[A block of data]
## Begin

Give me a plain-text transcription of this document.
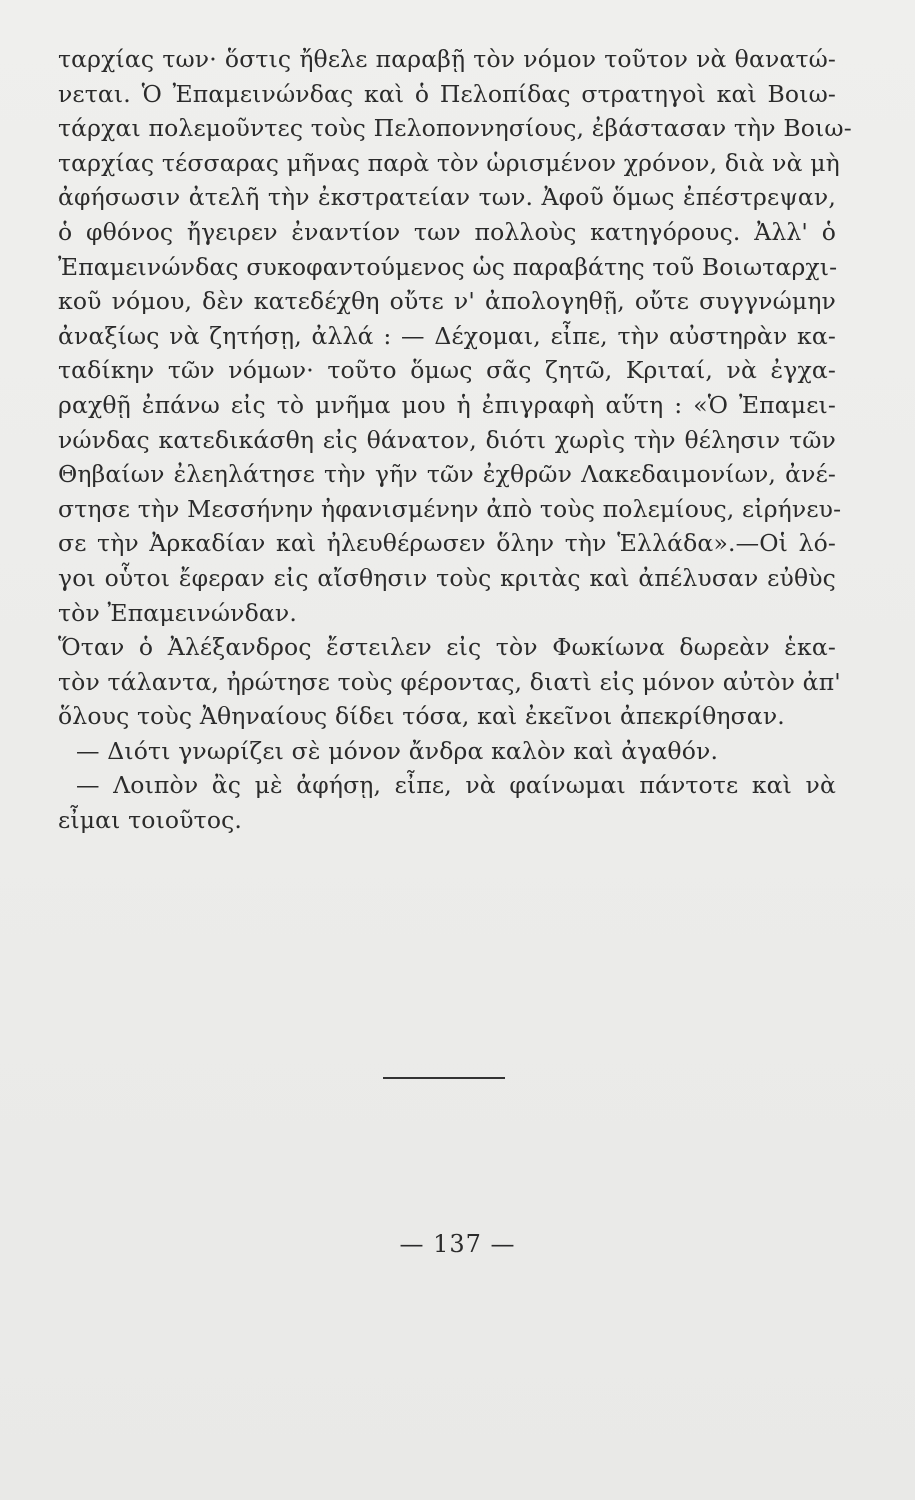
ταρχίας των· ὅστις ἤθελε παραβῇ τὸν νόμον τοῦτον νὰ θανατώ-
νεται. Ὁ Ἐπαμεινώνδας καὶ ὁ Πελοπίδας στρατηγοὶ καὶ Βοιω-
τάρχαι πολεμοῦντες τοὺς Πελοποννησίους, ἐβάστασαν τὴν Βοιω-
ταρχίας τέσσαρας μῆνας παρὰ τὸν ὡρισμένον χρόνον, διὰ νὰ μὴ
ἀφήσωσιν ἀτελῆ τὴν ἐκστρατείαν των. Ἀφοῦ ὅμως ἐπέστρεψαν,
ὁ φθόνος ἤγειρεν ἐναντίον των πολλοὺς κατηγόρους. Ἀλλ' ὁ
Ἐπαμεινώνδας συκοφαντούμενος ὡς παραβάτης τοῦ Βοιωταρχι-
κοῦ νόμου, δὲν κατεδέχθη οὔτε ν' ἀπολογηθῇ, οὔτε συγγνώμην
ἀναξίως νὰ ζητήσῃ, ἀλλά : — Δέχομαι, εἶπε, τὴν αὐστηρὰν κα-
ταδίκην τῶν νόμων· τοῦτο ὅμως σᾶς ζητῶ, Κριταί, νὰ ἐγχα-
ραχθῇ ἐπάνω εἰς τὸ μνῆμα μου ἡ ἐπιγραφὴ αὕτη : «Ὁ Ἐπαμει-
νώνδας κατεδικάσθη εἰς θάνατον, διότι χωρὶς τὴν θέλησιν τῶν
Θηβαίων ἐλεηλάτησε τὴν γῆν τῶν ἐχθρῶν Λακεδαιμονίων, ἀνέ-
στησε τὴν Μεσσήνην ἠφανισμένην ἀπὸ τοὺς πολεμίους, εἰρήνευ-
σε τὴν Ἀρκαδίαν καὶ ἠλευθέρωσεν ὅλην τὴν Ἑλλάδα».—Οἱ λό-
γοι οὗτοι ἔφεραν εἰς αἴσθησιν τοὺς κριτὰς καὶ ἀπέλυσαν εὐθὺς
τὸν Ἐπαμεινώνδαν.
Ὅταν ὁ Ἀλέξανδρος ἔστειλεν εἰς τὸν Φωκίωνα δωρεὰν ἑκα-
τὸν τάλαντα, ἠρώτησε τοὺς φέροντας, διατὶ εἰς μόνον αὐτὸν ἀπ'
ὅλους τοὺς Ἀθηναίους δίδει τόσα, καὶ ἐκεῖνοι ἀπεκρίθησαν.
— Διότι γνωρίζει σὲ μόνον ἄνδρα καλὸν καὶ ἀγαθόν.
— Λοιπὸν ἂς μὲ ἀφήσῃ, εἶπε, νὰ φαίνωμαι πάντοτε καὶ νὰ
εἶμαι τοιοῦτος.
— 137 —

## End

** Requirements **
Write the entries above out again exactly, but not the pictures.

** Solution to this task **
Give me a plain-text transcription of this document.
ταρχίας των· ὅστις ἤθελε παραβῇ τὸν νόμον τοῦτον νὰ θανατώ-
νεται. Ὁ Ἐπαμεινώνδας καὶ ὁ Πελοπίδας στρατηγοὶ καὶ Βοιω-
τάρχαι πολεμοῦντες τοὺς Πελοποννησίους, ἐβάστασαν τὴν Βοιω-
ταρχίας τέσσαρας μῆνας παρὰ τὸν ὡρισμένον χρόνον, διὰ νὰ μὴ
ἀφήσωσιν ἀτελῆ τὴν ἐκστρατείαν των. Ἀφοῦ ὅμως ἐπέστρεψαν,
ὁ φθόνος ἤγειρεν ἐναντίον των πολλοὺς κατηγόρους. Ἀλλ' ὁ
Ἐπαμεινώνδας συκοφαντούμενος ὡς παραβάτης τοῦ Βοιωταρχι-
κοῦ νόμου, δὲν κατεδέχθη οὔτε ν' ἀπολογηθῇ, οὔτε συγγνώμην
ἀναξίως νὰ ζητήσῃ, ἀλλά : — Δέχομαι, εἶπε, τὴν αὐστηρὰν κα-
ταδίκην τῶν νόμων· τοῦτο ὅμως σᾶς ζητῶ, Κριταί, νὰ ἐγχα-
ραχθῇ ἐπάνω εἰς τὸ μνῆμα μου ἡ ἐπιγραφὴ αὕτη : «Ὁ Ἐπαμει-
νώνδας κατεδικάσθη εἰς θάνατον, διότι χωρὶς τὴν θέλησιν τῶν
Θηβαίων ἐλεηλάτησε τὴν γῆν τῶν ἐχθρῶν Λακεδαιμονίων, ἀνέ-
στησε τὴν Μεσσήνην ἠφανισμένην ἀπὸ τοὺς πολεμίους, εἰρήνευ-
σε τὴν Ἀρκαδίαν καὶ ἠλευθέρωσεν ὅλην τὴν Ἑλλάδα».—Οἱ λό-
γοι οὗτοι ἔφεραν εἰς αἴσθησιν τοὺς κριτὰς καὶ ἀπέλυσαν εὐθὺς
τὸν Ἐπαμεινώνδαν.
Ὅταν ὁ Ἀλέξανδρος ἔστειλεν εἰς τὸν Φωκίωνα δωρεὰν ἑκα-
τὸν τάλαντα, ἠρώτησε τοὺς φέροντας, διατὶ εἰς μόνον αὐτὸν ἀπ'
ὅλους τοὺς Ἀθηναίους δίδει τόσα, καὶ ἐκεῖνοι ἀπεκρίθησαν.
— Διότι γνωρίζει σὲ μόνον ἄνδρα καλὸν καὶ ἀγαθόν.
— Λοιπὸν ἂς μὲ ἀφήσῃ, εἶπε, νὰ φαίνωμαι πάντοτε καὶ νὰ
εἶμαι τοιοῦτος.
— 137 —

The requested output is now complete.